** START OF Records supplied **

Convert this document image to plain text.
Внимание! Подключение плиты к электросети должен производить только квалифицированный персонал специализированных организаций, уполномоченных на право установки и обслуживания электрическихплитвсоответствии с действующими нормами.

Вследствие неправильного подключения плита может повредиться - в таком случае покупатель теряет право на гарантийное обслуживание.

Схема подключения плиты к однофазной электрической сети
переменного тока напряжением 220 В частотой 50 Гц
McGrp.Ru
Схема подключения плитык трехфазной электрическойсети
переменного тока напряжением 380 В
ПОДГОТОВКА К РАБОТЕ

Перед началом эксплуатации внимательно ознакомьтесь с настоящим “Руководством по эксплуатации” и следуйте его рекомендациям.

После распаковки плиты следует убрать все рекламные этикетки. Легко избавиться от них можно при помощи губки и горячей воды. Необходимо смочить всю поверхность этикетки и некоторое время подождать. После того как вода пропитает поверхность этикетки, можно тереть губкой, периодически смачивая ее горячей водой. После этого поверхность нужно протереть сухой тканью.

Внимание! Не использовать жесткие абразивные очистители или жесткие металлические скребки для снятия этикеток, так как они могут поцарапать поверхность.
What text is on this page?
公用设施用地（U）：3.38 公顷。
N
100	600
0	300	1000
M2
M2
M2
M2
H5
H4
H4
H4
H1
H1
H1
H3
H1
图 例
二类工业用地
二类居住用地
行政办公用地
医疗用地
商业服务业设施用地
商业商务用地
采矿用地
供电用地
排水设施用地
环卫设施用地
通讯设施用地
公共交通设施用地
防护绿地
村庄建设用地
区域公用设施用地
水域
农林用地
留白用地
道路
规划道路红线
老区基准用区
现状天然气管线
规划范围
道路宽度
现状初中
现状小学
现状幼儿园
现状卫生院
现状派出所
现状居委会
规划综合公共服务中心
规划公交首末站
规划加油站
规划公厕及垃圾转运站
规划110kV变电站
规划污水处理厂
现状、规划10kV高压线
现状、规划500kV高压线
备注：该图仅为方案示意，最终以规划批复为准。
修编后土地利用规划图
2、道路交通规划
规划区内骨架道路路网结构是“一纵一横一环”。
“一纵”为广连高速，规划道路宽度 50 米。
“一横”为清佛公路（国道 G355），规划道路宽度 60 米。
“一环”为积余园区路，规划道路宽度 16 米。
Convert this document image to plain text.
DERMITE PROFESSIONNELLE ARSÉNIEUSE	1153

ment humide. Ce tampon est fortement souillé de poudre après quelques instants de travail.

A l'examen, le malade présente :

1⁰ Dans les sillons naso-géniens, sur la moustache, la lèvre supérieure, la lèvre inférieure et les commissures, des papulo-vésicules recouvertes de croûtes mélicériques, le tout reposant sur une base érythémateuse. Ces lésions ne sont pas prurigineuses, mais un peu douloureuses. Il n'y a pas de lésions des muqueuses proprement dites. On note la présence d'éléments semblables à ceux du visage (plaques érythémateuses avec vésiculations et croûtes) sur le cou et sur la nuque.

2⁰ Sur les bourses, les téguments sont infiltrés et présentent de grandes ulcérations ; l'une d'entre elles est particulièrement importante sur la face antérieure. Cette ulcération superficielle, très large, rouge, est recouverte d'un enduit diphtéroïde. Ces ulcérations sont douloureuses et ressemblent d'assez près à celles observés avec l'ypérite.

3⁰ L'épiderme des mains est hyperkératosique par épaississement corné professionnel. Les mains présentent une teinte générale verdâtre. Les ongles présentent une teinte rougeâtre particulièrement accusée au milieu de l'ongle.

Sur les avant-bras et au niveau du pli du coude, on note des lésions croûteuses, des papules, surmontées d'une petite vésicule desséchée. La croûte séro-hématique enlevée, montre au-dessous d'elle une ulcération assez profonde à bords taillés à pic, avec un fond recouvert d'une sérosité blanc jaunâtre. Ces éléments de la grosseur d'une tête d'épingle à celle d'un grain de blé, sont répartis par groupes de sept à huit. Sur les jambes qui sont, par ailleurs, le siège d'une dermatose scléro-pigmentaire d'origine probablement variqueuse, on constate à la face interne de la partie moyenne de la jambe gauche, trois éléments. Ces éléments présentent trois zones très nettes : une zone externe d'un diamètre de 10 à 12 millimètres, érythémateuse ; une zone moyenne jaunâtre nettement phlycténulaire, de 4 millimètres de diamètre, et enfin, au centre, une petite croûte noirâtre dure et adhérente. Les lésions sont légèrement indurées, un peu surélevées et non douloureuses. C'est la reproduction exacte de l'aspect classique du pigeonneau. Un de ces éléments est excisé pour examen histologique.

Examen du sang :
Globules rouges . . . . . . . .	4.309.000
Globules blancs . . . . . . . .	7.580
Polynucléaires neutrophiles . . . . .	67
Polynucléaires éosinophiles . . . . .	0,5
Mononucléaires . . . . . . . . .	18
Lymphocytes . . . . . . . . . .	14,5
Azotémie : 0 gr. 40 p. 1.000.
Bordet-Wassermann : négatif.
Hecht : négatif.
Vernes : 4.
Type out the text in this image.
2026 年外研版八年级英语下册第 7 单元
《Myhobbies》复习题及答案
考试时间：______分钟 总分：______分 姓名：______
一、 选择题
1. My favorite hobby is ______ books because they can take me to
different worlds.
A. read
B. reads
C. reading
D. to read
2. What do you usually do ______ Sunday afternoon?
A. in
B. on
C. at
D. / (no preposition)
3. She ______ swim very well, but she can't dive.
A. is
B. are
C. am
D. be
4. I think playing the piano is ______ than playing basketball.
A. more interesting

** END OF Records supplied **

Your answer should be a single number: how many lines in the data above include "подключения"?

3